§ The input
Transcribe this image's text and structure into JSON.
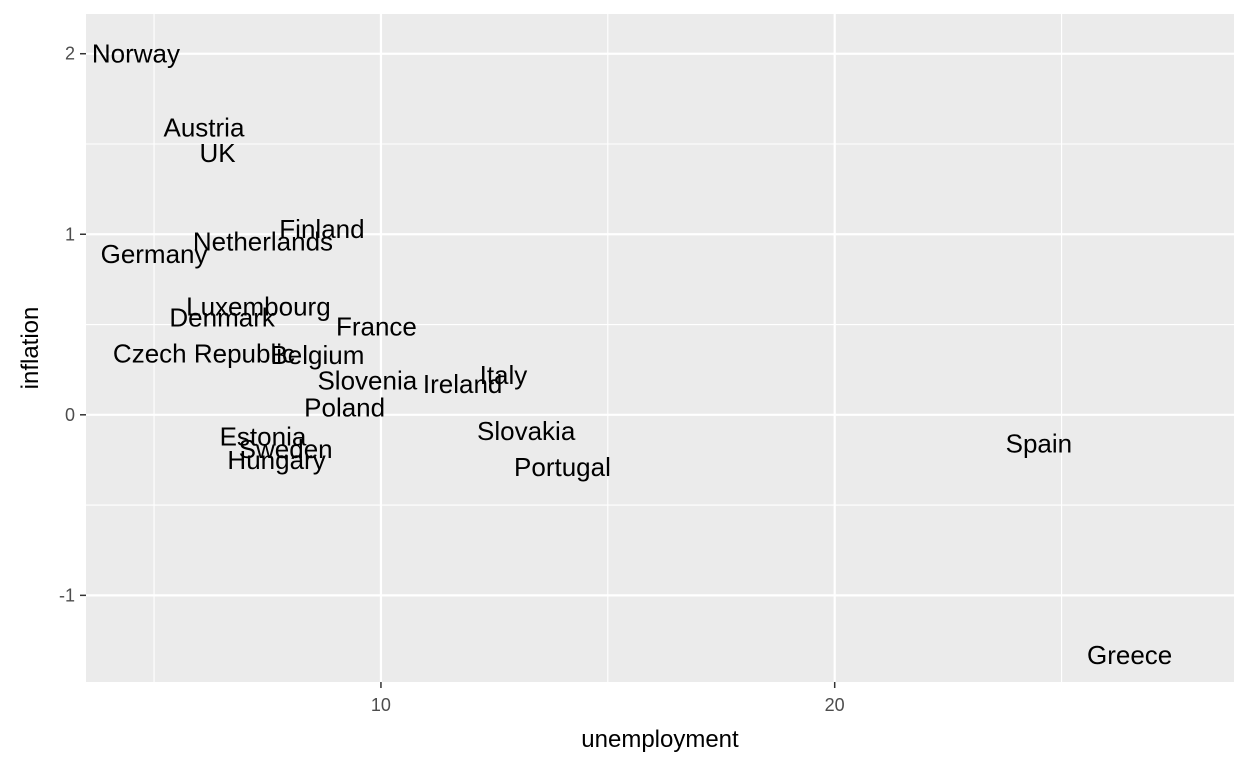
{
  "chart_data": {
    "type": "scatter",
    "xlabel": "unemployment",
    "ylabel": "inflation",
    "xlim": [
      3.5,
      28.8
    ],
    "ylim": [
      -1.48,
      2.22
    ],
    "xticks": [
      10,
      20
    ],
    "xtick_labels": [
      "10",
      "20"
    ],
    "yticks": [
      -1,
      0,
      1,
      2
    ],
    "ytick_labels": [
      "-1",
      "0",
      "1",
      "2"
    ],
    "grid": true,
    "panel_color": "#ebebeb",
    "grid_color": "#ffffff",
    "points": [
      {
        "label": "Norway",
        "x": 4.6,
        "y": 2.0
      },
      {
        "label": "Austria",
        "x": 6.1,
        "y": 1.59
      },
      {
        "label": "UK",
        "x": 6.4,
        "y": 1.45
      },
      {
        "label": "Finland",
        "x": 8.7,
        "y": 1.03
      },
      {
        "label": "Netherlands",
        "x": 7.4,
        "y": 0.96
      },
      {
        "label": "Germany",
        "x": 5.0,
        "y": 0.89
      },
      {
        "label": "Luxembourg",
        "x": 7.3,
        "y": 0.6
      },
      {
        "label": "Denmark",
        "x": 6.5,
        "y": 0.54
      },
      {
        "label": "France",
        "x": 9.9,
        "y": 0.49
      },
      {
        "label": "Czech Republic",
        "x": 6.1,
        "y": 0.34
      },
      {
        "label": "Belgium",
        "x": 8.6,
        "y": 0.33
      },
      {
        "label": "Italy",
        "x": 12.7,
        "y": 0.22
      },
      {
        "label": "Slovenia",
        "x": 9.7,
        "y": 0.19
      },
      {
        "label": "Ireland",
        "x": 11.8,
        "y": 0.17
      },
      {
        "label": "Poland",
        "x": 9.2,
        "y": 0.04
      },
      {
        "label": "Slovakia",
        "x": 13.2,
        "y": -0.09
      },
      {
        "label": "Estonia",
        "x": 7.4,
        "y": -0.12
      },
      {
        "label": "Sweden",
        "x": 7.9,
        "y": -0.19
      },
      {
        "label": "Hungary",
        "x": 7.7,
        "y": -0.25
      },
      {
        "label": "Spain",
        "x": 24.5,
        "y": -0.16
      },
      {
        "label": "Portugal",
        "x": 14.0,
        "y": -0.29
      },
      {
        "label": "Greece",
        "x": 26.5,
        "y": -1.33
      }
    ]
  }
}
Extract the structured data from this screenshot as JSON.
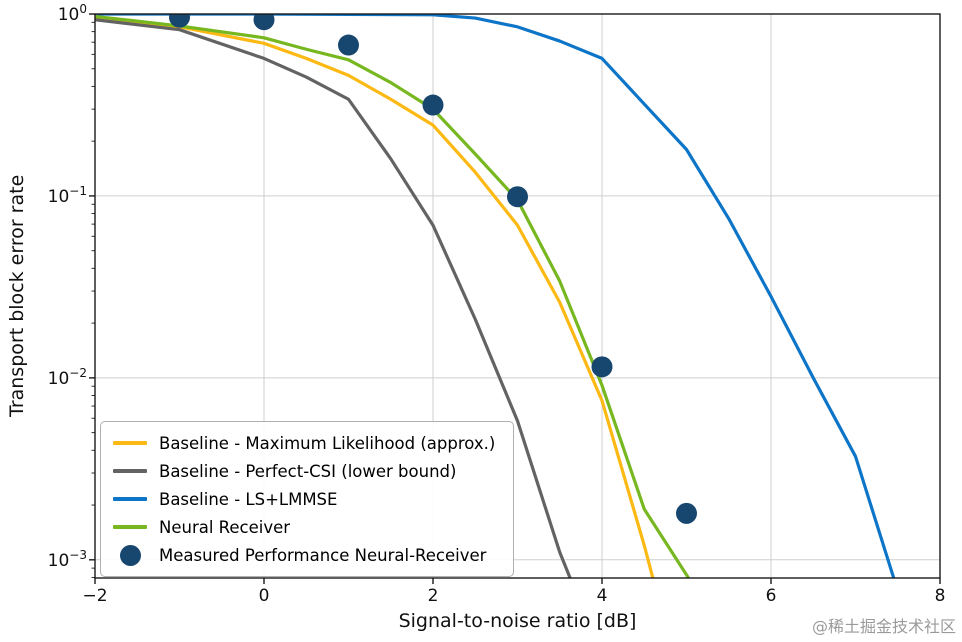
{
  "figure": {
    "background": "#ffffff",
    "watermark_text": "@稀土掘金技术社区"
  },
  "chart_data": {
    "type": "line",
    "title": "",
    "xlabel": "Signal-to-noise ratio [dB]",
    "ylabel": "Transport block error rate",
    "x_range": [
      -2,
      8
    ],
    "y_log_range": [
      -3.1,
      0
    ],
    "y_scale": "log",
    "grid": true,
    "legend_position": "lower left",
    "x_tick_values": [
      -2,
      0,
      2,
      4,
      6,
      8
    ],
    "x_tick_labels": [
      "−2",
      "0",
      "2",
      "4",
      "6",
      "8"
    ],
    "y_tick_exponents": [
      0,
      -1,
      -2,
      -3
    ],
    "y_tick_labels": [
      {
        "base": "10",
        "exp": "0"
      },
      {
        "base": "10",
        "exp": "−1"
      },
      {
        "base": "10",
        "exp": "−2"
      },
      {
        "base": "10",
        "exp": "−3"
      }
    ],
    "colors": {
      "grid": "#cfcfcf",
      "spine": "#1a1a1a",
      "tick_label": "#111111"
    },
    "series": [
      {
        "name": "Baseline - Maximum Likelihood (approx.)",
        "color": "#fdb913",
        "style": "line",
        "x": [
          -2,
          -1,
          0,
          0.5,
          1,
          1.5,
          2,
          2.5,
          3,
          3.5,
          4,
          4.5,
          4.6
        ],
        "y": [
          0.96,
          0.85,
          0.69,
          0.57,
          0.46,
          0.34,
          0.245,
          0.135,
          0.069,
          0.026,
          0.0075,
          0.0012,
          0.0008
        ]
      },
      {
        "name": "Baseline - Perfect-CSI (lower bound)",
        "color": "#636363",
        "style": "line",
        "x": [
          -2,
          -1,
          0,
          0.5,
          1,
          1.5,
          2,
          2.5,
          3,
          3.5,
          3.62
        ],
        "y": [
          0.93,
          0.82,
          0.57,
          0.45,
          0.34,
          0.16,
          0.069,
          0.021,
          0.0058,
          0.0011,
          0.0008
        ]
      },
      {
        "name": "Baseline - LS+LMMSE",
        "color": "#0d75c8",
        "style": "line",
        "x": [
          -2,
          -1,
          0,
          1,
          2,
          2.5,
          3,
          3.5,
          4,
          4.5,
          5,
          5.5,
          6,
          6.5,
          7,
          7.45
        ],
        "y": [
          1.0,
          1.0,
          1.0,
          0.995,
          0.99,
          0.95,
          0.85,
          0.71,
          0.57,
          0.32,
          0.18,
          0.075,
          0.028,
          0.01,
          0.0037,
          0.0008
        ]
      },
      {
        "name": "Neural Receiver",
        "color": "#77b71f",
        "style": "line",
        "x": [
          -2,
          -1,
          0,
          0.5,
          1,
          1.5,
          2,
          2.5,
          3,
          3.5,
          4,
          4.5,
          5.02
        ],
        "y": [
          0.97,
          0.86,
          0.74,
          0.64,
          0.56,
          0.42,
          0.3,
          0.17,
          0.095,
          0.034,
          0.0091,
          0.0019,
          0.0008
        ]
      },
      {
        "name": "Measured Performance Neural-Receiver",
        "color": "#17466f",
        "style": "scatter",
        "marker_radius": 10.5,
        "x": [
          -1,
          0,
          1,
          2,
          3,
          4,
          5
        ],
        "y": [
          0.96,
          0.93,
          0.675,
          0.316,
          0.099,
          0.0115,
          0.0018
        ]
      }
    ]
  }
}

§ Short problem
Within the data above, pick out all lines holding the word "name".

§ Solution below
        "name": "Baseline - Maximum Likelihood (approx.)",
        "name": "Baseline - Perfect-CSI (lower bound)",
        "name": "Baseline - LS+LMMSE",
        "name": "Neural Receiver",
        "name": "Measured Performance Neural-Receiver",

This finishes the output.